Stated goal | Copy out all lines with the word "敬业与乐业" in them.

Data provided |
━━━━━━━━━━━━━━━━━━━━
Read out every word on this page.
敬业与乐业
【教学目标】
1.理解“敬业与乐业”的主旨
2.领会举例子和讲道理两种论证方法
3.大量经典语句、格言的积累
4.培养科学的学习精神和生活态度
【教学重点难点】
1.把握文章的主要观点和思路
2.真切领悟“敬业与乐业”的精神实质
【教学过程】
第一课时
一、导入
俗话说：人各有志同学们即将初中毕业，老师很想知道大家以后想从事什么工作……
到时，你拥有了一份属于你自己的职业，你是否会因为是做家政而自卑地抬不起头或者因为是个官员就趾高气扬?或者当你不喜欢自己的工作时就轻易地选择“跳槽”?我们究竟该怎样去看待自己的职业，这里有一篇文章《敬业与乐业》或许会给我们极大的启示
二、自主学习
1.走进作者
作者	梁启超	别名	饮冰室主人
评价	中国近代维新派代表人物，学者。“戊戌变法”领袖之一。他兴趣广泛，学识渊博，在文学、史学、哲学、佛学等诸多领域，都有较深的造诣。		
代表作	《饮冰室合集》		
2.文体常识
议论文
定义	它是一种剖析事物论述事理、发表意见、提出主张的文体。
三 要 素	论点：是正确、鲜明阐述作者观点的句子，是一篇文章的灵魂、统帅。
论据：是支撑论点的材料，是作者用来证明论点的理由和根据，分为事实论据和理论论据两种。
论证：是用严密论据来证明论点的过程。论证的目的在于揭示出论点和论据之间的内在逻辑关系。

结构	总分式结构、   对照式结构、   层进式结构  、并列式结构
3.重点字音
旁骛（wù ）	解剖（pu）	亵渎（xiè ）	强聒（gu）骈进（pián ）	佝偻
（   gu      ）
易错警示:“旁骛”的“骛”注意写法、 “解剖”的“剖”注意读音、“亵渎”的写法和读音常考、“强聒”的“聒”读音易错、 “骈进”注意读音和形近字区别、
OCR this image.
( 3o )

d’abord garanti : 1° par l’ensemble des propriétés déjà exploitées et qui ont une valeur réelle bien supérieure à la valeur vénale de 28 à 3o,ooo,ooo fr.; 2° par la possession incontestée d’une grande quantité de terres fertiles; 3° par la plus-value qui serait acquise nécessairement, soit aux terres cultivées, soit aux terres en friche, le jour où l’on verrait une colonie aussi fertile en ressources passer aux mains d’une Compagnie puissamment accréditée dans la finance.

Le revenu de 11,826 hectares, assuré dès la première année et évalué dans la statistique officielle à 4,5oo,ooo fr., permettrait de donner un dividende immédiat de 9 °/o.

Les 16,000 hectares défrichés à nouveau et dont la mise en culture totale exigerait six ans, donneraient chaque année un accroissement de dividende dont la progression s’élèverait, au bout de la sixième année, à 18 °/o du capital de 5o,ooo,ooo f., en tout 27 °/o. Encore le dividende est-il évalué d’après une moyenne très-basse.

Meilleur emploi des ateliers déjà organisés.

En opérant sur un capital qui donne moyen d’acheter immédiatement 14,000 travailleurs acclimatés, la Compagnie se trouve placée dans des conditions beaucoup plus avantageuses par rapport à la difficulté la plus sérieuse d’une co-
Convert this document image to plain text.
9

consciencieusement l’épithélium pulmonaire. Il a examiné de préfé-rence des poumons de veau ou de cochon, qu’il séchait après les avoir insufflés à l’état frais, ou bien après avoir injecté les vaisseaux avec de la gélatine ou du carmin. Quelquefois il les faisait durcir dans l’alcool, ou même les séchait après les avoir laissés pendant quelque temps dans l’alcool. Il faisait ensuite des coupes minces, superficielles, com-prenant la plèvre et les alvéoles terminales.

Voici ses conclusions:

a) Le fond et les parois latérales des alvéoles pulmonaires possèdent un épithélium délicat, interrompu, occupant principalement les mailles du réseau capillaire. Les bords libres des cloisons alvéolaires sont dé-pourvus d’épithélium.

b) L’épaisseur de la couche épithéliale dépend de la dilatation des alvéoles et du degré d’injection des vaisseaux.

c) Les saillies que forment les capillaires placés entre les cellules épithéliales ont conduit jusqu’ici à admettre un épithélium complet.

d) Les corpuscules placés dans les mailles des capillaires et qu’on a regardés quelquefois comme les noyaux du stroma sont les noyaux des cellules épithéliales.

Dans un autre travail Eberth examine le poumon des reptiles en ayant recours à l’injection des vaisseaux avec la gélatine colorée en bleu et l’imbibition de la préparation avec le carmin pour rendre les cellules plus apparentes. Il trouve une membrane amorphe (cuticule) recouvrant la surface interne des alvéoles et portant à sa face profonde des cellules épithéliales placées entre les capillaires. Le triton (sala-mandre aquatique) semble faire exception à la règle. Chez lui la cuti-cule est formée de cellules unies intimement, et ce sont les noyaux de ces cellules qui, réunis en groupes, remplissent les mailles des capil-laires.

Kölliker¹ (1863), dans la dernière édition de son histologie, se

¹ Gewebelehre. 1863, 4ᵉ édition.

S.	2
━━━━━━━━━━━━━━━━━━━━
Reply |
敬业与乐业
1.理解“敬业与乐业”的主旨
2.真切领悟“敬业与乐业”的精神实质
到时，你拥有了一份属于你自己的职业，你是否会因为是做家政而自卑地抬不起头或者因为是个官员就趾高气扬?或者当你不喜欢自己的工作时就轻易地选择“跳槽”?我们究竟该怎样去看待自己的职业，这里有一篇文章《敬业与乐业》或许会给我们极大的启示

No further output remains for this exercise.